> [Stated problem]:
Write out the whole of the material exactly.

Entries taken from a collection
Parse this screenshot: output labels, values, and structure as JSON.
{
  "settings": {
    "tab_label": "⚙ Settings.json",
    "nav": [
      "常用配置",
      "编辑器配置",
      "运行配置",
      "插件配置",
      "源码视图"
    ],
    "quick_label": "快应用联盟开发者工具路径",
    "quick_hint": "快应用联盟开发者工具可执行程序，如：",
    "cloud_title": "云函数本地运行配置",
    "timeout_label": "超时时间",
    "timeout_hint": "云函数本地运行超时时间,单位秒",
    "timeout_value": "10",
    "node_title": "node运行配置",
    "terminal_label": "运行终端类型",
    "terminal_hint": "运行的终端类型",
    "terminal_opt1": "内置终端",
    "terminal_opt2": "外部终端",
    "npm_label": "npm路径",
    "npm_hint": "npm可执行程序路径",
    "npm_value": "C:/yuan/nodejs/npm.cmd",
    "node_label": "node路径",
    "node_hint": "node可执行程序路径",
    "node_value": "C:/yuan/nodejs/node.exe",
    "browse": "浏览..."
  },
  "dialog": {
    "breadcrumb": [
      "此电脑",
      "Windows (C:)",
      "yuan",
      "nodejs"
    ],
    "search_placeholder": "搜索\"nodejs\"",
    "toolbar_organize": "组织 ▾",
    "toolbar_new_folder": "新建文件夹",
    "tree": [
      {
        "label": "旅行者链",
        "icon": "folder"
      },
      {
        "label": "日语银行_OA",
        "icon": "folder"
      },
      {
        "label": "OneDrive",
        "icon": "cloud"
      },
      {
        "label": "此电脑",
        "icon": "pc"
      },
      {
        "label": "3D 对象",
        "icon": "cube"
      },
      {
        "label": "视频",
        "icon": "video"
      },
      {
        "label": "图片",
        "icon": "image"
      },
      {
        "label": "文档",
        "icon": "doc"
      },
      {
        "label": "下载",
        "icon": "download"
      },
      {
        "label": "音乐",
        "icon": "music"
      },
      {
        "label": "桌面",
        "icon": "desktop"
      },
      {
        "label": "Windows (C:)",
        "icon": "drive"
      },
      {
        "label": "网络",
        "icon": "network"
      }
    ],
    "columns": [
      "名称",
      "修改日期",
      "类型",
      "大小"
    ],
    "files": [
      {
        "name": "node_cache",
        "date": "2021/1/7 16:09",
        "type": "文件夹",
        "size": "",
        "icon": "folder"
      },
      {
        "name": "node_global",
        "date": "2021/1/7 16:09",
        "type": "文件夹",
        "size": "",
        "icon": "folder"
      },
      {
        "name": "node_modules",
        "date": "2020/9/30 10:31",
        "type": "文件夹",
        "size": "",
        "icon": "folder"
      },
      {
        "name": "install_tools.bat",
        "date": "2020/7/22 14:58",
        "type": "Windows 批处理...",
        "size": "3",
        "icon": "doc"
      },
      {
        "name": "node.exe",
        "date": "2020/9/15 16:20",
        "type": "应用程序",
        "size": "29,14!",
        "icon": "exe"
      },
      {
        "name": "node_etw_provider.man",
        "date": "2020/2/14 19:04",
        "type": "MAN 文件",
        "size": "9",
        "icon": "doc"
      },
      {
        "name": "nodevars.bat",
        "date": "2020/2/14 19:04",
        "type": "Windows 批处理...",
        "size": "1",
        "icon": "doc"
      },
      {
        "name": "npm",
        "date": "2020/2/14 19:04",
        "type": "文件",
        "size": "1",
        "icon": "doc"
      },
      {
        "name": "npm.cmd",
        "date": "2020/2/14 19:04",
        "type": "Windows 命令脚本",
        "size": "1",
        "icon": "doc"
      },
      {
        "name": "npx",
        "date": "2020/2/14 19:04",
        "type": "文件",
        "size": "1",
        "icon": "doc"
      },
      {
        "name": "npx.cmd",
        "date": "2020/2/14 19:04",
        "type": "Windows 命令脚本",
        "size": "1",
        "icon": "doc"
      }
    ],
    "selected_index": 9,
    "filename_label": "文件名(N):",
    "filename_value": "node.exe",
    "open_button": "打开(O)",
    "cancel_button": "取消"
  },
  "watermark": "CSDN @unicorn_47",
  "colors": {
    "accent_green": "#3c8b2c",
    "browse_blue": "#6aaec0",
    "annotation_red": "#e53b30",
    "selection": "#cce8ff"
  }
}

> [Exercise answer]:
Parse this screenshot: output labels, values, and structure as JSON.
{
  "settings": {
    "tab_label": "⚙ Settings.json",
    "nav": [
      "常用配置",
      "编辑器配置",
      "运行配置",
      "插件配置",
      "源码视图"
    ],
    "quick_label": "快应用联盟开发者工具路径",
    "quick_hint": "快应用联盟开发者工具可执行程序，如：",
    "cloud_title": "云函数本地运行配置",
    "timeout_label": "超时时间",
    "timeout_hint": "云函数本地运行超时时间,单位秒",
    "timeout_value": "10",
    "node_title": "node运行配置",
    "terminal_label": "运行终端类型",
    "terminal_hint": "运行的终端类型",
    "terminal_opt1": "内置终端",
    "terminal_opt2": "外部终端",
    "npm_label": "npm路径",
    "npm_hint": "npm可执行程序路径",
    "npm_value": "C:/yuan/nodejs/npm.cmd",
    "node_label": "node路径",
    "node_hint": "node可执行程序路径",
    "node_value": "C:/yuan/nodejs/node.exe",
    "browse": "浏览..."
  },
  "dialog": {
    "breadcrumb": [
      "此电脑",
      "Windows (C:)",
      "yuan",
      "nodejs"
    ],
    "search_placeholder": "搜索\"nodejs\"",
    "toolbar_organize": "组织 ▾",
    "toolbar_new_folder": "新建文件夹",
    "tree": [
      {
        "label": "旅行者链",
        "icon": "folder"
      },
      {
        "label": "日语银行_OA",
        "icon": "folder"
      },
      {
        "label": "OneDrive",
        "icon": "cloud"
      },
      {
        "label": "此电脑",
        "icon": "pc"
      },
      {
        "label": "3D 对象",
        "icon": "cube"
      },
      {
        "label": "视频",
        "icon": "video"
      },
      {
        "label": "图片",
        "icon": "image"
      },
      {
        "label": "文档",
        "icon": "doc"
      },
      {
        "label": "下载",
        "icon": "download"
      },
      {
        "label": "音乐",
        "icon": "music"
      },
      {
        "label": "桌面",
        "icon": "desktop"
      },
      {
        "label": "Windows (C:)",
        "icon": "drive"
      },
      {
        "label": "网络",
        "icon": "network"
      }
    ],
    "columns": [
      "名称",
      "修改日期",
      "类型",
      "大小"
    ],
    "files": [
      {
        "name": "node_cache",
        "date": "2021/1/7 16:09",
        "type": "文件夹",
        "size": "",
        "icon": "folder"
      },
      {
        "name": "node_global",
        "date": "2021/1/7 16:09",
        "type": "文件夹",
        "size": "",
        "icon": "folder"
      },
      {
        "name": "node_modules",
        "date": "2020/9/30 10:31",
        "type": "文件夹",
        "size": "",
        "icon": "folder"
      },
      {
        "name": "install_tools.bat",
        "date": "2020/7/22 14:58",
        "type": "Windows 批处理...",
        "size": "3",
        "icon": "doc"
      },
      {
        "name": "node.exe",
        "date": "2020/9/15 16:20",
        "type": "应用程序",
        "size": "29,14!",
        "icon": "exe"
      },
      {
        "name": "node_etw_provider.man",
        "date": "2020/2/14 19:04",
        "type": "MAN 文件",
        "size": "9",
        "icon": "doc"
      },
      {
        "name": "nodevars.bat",
        "date": "2020/2/14 19:04",
        "type": "Windows 批处理...",
        "size": "1",
        "icon": "doc"
      },
      {
        "name": "npm",
        "date": "2020/2/14 19:04",
        "type": "文件",
        "size": "1",
        "icon": "doc"
      },
      {
        "name": "npm.cmd",
        "date": "2020/2/14 19:04",
        "type": "Windows 命令脚本",
        "size": "1",
        "icon": "doc"
      },
      {
        "name": "npx",
        "date": "2020/2/14 19:04",
        "type": "文件",
        "size": "1",
        "icon": "doc"
      },
      {
        "name": "npx.cmd",
        "date": "2020/2/14 19:04",
        "type": "Windows 命令脚本",
        "size": "1",
        "icon": "doc"
      }
    ],
    "selected_index": 9,
    "filename_label": "文件名(N):",
    "filename_value": "node.exe",
    "open_button": "打开(O)",
    "cancel_button": "取消"
  },
  "watermark": "CSDN @unicorn_47",
  "colors": {
    "accent_green": "#3c8b2c",
    "browse_blue": "#6aaec0",
    "annotation_red": "#e53b30",
    "selection": "#cce8ff"
  }
}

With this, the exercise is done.